## Stated exercise
Return the count of lines that mention "Sinclair", with no other words.

## Records for processing
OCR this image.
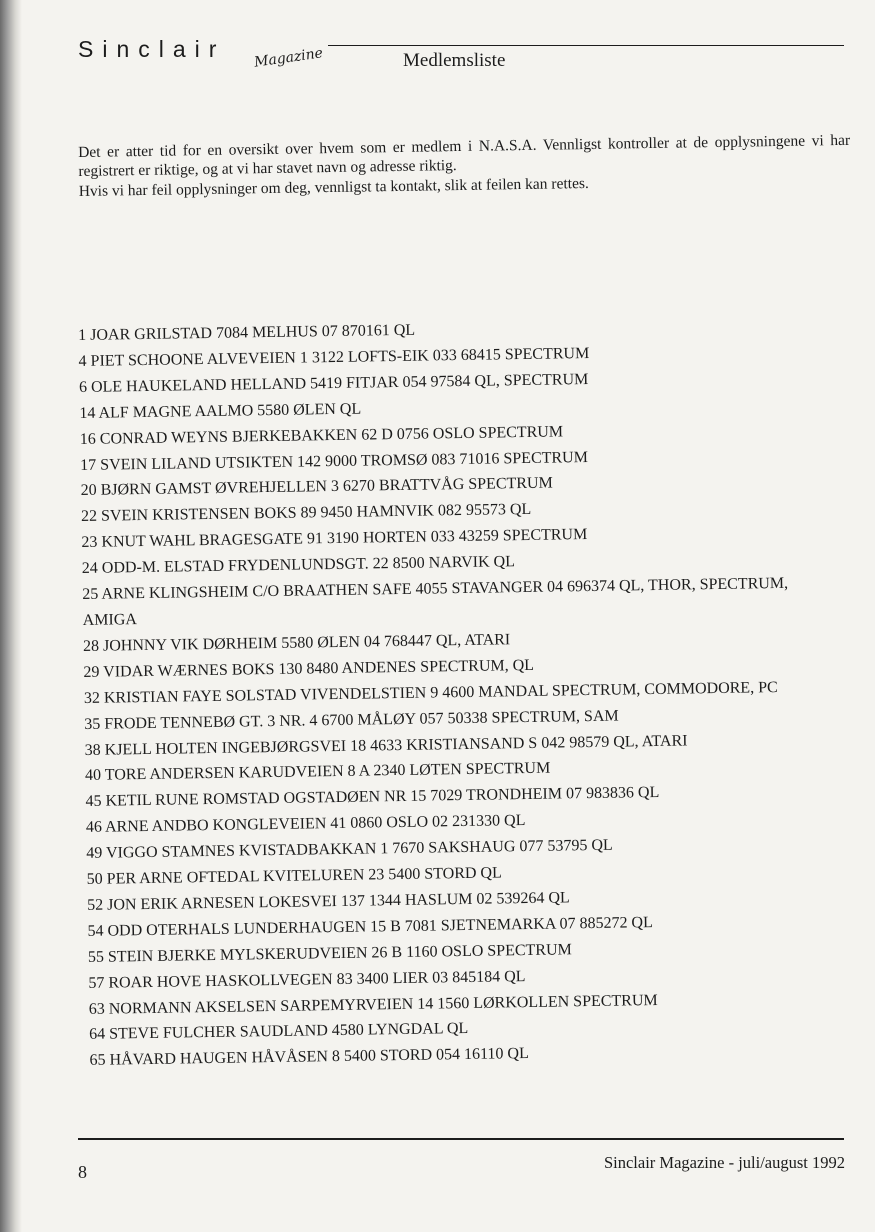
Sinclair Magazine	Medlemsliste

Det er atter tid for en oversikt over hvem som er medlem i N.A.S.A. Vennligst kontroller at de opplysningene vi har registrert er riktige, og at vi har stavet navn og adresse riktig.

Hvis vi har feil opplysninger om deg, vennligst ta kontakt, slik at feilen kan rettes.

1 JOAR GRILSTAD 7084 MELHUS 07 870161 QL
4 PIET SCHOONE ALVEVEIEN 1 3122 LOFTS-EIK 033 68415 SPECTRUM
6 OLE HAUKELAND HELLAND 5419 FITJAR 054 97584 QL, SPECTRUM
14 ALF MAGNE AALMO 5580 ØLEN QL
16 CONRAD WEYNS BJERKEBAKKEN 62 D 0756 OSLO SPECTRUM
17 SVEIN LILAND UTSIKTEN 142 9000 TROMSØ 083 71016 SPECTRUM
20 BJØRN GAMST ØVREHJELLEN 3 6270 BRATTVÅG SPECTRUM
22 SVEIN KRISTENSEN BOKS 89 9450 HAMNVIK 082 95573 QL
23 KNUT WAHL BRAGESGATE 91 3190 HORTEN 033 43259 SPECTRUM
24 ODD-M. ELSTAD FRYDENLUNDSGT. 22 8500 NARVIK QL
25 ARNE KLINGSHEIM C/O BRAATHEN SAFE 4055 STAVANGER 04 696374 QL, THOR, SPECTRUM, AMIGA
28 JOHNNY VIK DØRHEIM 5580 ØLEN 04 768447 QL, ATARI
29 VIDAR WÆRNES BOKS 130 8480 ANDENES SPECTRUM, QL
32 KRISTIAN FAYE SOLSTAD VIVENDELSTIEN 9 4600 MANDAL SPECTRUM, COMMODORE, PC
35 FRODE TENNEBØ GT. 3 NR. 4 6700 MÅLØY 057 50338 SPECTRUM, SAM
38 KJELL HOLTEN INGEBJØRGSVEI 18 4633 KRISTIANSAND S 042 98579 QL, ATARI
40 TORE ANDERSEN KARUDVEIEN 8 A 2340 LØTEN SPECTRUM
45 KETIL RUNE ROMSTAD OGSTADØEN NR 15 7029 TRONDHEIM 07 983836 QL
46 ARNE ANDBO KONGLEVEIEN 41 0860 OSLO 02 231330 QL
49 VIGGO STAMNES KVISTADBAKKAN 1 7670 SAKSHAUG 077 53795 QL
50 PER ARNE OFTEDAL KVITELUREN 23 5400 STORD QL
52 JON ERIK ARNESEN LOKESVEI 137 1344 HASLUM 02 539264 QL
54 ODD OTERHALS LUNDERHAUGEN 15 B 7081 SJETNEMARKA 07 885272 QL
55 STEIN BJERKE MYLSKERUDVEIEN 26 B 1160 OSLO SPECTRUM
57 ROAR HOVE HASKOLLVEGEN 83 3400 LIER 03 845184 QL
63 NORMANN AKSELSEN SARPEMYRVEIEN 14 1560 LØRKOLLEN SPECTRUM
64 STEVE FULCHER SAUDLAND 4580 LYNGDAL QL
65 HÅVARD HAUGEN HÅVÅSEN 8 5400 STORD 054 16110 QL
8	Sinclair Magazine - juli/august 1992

==

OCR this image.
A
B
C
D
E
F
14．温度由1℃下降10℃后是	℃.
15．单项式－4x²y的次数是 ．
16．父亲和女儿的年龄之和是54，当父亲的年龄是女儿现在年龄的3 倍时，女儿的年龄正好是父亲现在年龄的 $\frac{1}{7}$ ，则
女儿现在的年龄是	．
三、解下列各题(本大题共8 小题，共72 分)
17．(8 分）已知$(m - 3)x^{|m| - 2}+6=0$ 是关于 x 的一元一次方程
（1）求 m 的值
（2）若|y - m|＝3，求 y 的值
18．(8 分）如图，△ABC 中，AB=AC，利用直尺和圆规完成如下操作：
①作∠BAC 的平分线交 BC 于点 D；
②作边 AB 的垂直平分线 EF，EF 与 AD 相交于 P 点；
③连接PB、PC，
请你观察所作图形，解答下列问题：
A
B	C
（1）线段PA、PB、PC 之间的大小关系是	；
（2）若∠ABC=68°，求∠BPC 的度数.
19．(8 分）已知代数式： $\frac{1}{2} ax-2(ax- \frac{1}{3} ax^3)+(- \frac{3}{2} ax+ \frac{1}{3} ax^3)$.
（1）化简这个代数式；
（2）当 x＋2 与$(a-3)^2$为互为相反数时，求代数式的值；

## Answer to this problem
2